━━━━━ Provided material
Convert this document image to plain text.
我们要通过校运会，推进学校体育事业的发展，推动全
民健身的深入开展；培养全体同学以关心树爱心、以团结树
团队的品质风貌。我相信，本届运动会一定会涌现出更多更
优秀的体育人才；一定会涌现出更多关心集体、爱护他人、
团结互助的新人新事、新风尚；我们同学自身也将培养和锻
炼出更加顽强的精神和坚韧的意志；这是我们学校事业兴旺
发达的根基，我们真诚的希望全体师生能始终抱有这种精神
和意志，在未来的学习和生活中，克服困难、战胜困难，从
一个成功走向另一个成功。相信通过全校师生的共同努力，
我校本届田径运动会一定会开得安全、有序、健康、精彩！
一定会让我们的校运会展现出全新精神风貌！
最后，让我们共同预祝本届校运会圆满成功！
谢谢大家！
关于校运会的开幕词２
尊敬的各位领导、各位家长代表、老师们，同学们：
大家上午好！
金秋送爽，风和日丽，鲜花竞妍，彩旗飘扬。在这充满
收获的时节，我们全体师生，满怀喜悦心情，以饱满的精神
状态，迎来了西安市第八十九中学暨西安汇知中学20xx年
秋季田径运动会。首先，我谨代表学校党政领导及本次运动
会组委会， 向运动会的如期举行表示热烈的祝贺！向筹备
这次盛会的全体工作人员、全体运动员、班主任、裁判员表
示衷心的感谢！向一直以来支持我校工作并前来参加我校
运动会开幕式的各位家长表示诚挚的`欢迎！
━━━━━━━━━━
● **Given task**: Using the listing above, reproduce each line without omission.

● **Response to the task**:
Convert this document image to plain text.
我们要通过校运会，推进学校体育事业的发展，推动全
民健身的深入开展；培养全体同学以关心树爱心、以团结树
团队的品质风貌。我相信，本届运动会一定会涌现出更多更
优秀的体育人才；一定会涌现出更多关心集体、爱护他人、
团结互助的新人新事、新风尚；我们同学自身也将培养和锻
炼出更加顽强的精神和坚韧的意志；这是我们学校事业兴旺
发达的根基，我们真诚的希望全体师生能始终抱有这种精神
和意志，在未来的学习和生活中，克服困难、战胜困难，从
一个成功走向另一个成功。相信通过全校师生的共同努力，
我校本届田径运动会一定会开得安全、有序、健康、精彩！
一定会让我们的校运会展现出全新精神风貌！
最后，让我们共同预祝本届校运会圆满成功！
谢谢大家！
关于校运会的开幕词２
尊敬的各位领导、各位家长代表、老师们，同学们：
大家上午好！
金秋送爽，风和日丽，鲜花竞妍，彩旗飘扬。在这充满
收获的时节，我们全体师生，满怀喜悦心情，以饱满的精神
状态，迎来了西安市第八十九中学暨西安汇知中学20xx年
秋季田径运动会。首先，我谨代表学校党政领导及本次运动
会组委会， 向运动会的如期举行表示热烈的祝贺！向筹备
这次盛会的全体工作人员、全体运动员、班主任、裁判员表
示衷心的感谢！向一直以来支持我校工作并前来参加我校
运动会开幕式的各位家长表示诚挚的`欢迎！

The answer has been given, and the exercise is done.